■ STATED EXERCISE
State the count of lines below in which the word "extractor" appears, and add nothing.

[Dataset items]

<<<<

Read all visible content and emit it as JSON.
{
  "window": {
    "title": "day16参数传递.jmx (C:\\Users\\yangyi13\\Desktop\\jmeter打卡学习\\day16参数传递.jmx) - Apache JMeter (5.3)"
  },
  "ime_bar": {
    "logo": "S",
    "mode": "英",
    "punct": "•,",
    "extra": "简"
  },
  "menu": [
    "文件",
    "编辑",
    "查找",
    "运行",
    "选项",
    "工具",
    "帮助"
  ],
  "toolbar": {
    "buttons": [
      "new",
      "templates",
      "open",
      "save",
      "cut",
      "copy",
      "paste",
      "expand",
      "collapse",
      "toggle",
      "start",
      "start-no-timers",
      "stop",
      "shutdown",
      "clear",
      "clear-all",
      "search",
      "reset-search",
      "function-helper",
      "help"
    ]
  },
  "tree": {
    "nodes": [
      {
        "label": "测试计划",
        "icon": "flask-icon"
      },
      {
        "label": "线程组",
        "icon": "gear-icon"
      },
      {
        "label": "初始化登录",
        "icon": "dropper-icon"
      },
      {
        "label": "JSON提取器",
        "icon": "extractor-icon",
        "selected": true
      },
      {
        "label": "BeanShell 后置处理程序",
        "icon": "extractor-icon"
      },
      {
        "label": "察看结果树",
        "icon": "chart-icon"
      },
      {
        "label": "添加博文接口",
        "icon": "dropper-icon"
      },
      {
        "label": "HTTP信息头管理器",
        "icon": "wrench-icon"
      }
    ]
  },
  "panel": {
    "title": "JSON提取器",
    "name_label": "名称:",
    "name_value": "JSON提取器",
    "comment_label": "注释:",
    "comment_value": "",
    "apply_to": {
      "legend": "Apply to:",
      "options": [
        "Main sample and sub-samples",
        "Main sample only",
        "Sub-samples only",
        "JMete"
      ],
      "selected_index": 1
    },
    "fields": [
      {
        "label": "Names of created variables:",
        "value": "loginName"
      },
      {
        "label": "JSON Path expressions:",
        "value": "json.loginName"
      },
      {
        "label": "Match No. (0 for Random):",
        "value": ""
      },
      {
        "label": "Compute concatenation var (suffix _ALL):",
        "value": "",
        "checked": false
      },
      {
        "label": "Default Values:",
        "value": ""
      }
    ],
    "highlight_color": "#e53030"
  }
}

>>>>

■ EXERCISE RESULT
2